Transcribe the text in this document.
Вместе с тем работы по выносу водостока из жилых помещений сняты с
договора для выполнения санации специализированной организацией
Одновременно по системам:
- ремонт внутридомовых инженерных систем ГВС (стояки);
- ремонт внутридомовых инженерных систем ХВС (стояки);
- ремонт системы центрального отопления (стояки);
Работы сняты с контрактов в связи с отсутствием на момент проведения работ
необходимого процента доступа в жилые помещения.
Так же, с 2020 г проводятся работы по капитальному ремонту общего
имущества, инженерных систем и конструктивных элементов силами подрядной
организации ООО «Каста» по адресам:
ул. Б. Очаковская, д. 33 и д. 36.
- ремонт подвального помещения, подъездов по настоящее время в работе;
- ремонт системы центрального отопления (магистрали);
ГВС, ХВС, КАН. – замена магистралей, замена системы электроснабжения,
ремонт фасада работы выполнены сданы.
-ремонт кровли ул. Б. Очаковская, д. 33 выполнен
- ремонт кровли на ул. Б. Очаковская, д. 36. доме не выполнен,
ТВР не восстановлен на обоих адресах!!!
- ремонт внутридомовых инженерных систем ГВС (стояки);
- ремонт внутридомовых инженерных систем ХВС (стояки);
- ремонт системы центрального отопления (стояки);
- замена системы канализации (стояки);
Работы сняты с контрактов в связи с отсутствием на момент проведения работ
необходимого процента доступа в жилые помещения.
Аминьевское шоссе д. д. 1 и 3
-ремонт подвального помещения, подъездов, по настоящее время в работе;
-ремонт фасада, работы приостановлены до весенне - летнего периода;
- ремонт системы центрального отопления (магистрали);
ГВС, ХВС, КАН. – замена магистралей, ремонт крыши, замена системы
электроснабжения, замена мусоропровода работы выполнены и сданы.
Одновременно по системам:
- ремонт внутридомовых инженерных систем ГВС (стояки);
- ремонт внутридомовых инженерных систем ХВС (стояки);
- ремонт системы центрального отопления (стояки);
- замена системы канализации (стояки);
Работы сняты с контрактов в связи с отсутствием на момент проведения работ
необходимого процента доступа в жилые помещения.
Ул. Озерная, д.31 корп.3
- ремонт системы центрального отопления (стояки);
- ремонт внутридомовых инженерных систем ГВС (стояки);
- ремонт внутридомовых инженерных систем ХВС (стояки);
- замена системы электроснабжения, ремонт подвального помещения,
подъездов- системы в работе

> GOAL
Look through the data and gather every line with the string "подъездов" in it.

> EXERCISE OUTPUT
- ремонт подвального помещения, подъездов по настоящее время в работе;
-ремонт подвального помещения, подъездов, по настоящее время в работе;
подъездов- системы в работе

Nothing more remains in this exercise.